Present each line of the entries below that holds the word "title".

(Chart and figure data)
***
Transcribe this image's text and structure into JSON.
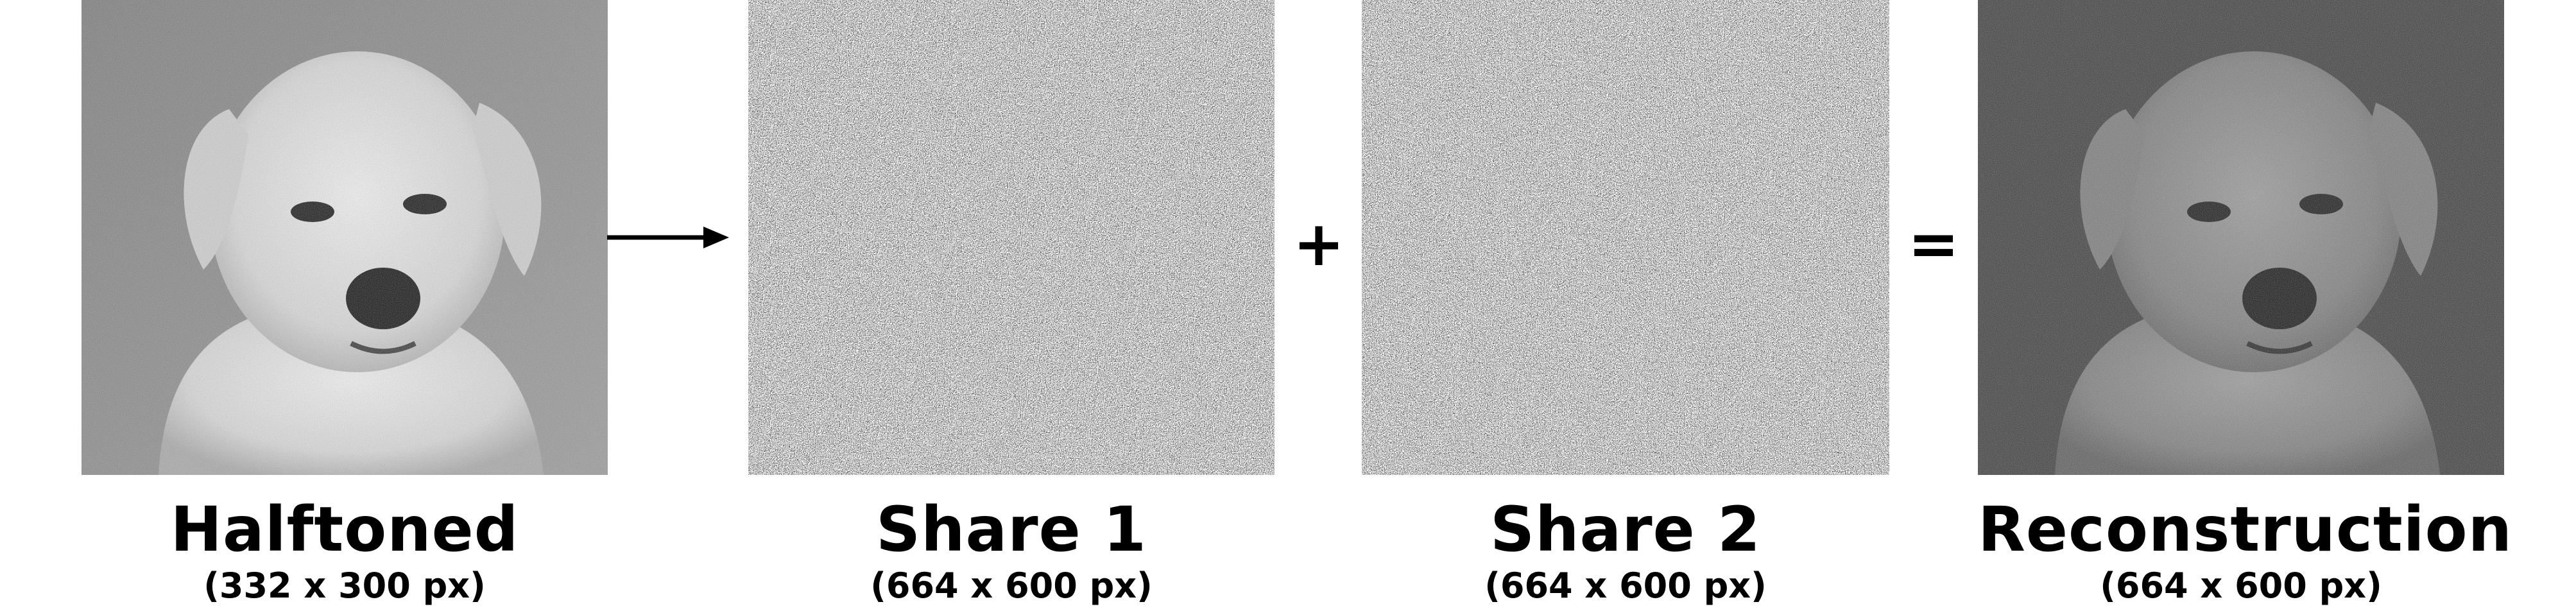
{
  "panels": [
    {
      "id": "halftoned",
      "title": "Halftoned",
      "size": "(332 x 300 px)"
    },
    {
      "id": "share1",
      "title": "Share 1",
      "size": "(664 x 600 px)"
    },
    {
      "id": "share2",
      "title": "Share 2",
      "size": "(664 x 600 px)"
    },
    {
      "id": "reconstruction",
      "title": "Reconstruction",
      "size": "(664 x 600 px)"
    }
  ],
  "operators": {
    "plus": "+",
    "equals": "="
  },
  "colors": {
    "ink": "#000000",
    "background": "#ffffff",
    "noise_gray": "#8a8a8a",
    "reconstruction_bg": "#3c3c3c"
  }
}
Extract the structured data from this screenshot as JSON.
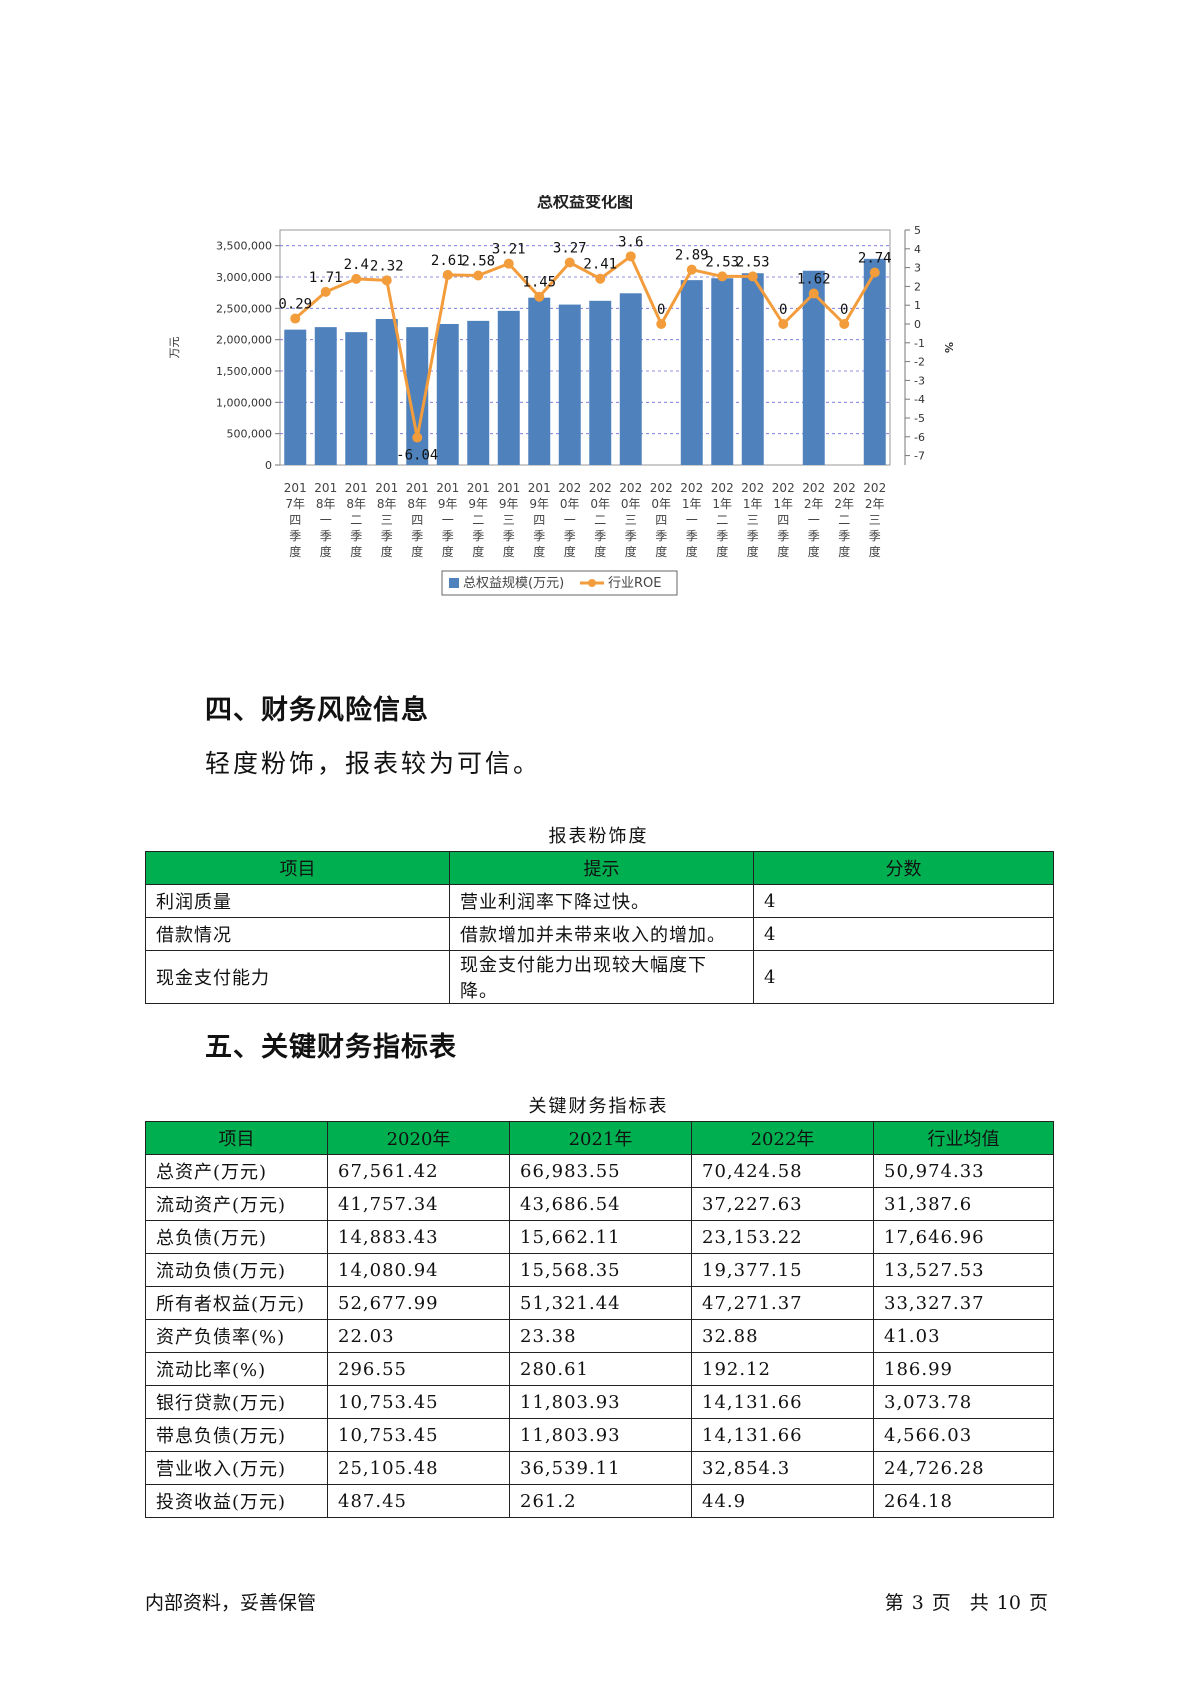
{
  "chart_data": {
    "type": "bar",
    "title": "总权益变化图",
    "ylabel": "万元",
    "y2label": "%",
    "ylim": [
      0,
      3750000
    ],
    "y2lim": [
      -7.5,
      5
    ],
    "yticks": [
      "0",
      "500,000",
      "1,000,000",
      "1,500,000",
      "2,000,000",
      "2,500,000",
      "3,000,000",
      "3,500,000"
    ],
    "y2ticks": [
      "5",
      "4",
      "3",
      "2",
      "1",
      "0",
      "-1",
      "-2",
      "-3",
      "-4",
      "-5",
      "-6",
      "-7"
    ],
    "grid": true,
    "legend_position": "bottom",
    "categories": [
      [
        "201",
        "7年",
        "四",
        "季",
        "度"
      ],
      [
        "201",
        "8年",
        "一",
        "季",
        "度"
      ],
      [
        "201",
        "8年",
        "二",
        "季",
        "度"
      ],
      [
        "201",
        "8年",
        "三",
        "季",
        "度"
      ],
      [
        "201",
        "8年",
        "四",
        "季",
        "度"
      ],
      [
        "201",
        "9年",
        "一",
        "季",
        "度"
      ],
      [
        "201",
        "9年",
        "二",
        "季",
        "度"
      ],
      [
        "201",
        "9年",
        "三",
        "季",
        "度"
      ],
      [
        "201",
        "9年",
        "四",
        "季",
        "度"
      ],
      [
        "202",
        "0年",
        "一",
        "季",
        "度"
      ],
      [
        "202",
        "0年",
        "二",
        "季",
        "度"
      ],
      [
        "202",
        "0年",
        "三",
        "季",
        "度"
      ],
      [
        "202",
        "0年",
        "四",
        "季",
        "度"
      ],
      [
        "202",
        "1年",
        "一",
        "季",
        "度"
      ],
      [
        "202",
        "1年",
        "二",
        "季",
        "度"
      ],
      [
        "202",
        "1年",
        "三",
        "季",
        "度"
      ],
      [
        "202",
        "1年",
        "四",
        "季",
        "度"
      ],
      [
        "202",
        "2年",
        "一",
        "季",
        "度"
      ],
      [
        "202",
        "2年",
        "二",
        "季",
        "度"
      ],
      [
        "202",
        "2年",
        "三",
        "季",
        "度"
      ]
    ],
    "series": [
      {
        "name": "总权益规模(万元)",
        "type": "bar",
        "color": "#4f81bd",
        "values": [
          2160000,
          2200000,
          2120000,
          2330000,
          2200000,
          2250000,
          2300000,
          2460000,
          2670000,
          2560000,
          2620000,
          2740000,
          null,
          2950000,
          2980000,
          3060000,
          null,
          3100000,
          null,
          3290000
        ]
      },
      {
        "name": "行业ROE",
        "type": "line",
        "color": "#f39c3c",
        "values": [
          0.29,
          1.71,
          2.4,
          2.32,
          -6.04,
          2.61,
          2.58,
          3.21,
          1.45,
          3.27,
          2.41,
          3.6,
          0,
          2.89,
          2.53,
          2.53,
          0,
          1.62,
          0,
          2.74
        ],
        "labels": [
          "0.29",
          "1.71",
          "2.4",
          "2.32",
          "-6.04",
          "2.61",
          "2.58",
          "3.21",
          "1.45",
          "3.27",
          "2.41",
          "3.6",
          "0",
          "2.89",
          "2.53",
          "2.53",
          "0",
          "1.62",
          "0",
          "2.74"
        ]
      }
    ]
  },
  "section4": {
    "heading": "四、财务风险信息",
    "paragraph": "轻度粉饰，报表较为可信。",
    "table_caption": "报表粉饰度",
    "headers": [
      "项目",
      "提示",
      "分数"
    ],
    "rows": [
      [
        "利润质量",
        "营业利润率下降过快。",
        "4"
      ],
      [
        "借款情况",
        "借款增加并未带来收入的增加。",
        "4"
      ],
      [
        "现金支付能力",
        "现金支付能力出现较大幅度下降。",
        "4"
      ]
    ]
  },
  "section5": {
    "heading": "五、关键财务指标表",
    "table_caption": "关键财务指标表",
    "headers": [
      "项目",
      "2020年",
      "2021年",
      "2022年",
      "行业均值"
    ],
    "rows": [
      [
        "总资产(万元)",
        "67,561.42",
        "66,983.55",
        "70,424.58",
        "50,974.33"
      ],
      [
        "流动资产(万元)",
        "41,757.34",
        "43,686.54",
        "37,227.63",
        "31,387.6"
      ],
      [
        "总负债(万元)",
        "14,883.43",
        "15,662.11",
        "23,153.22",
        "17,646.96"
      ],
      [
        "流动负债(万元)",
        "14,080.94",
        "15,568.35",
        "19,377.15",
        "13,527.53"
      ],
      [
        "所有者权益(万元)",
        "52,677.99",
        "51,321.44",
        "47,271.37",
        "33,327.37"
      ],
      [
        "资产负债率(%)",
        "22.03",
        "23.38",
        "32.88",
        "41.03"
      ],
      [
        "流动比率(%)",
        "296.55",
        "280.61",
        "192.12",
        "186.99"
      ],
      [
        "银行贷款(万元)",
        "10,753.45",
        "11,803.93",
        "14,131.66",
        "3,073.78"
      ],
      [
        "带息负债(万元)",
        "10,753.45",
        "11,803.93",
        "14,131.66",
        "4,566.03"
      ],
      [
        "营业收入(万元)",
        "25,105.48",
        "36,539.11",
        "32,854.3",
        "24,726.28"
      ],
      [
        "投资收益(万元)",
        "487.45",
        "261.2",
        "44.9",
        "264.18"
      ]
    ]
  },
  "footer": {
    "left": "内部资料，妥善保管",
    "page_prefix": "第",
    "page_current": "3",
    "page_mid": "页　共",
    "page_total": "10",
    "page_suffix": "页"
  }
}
***
Response:
      "title": "Halftoned",
      "title": "Share 1",
      "title": "Share 2",
      "title": "Reconstruction",
    "title": "总权益变化图",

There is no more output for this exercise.